What needs to be done
Look through the records below, and copy out every line that holds the string "JSON".

(Collected data entries)
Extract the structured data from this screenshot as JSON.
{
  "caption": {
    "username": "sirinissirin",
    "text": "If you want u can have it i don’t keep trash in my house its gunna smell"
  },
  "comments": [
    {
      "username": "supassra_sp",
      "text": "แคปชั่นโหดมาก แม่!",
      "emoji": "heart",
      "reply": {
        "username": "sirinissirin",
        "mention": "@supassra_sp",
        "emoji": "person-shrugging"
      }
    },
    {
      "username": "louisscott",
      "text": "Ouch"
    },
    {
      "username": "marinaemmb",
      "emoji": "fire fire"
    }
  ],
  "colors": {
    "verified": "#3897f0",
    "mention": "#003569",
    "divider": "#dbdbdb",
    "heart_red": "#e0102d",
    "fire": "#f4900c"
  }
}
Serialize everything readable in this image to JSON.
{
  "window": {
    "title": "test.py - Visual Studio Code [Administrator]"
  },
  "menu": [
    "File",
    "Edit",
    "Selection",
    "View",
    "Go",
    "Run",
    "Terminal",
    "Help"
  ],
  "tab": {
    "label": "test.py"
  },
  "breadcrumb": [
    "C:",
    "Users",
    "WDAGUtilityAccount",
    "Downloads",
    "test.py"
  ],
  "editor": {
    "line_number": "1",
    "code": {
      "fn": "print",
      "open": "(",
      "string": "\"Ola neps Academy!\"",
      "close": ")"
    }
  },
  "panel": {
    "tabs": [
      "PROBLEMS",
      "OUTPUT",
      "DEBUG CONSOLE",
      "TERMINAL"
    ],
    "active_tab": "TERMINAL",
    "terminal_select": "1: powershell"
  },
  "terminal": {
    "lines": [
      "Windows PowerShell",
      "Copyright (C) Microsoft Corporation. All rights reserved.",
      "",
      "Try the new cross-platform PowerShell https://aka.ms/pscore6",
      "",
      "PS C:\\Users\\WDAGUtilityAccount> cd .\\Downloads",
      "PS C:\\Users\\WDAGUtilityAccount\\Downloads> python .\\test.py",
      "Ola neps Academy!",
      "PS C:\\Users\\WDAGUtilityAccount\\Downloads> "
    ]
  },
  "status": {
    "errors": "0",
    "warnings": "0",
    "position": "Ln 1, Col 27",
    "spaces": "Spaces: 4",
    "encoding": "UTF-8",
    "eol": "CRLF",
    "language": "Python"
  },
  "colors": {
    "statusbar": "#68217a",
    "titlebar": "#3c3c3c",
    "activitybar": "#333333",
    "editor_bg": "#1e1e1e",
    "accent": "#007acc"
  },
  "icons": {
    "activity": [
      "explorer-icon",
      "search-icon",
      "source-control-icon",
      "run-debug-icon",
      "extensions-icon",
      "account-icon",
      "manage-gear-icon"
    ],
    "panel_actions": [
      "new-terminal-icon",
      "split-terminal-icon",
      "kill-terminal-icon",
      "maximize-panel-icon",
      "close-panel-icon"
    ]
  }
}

Finished task
Extract the structured data from this screenshot as JSON.
Serialize everything readable in this image to JSON.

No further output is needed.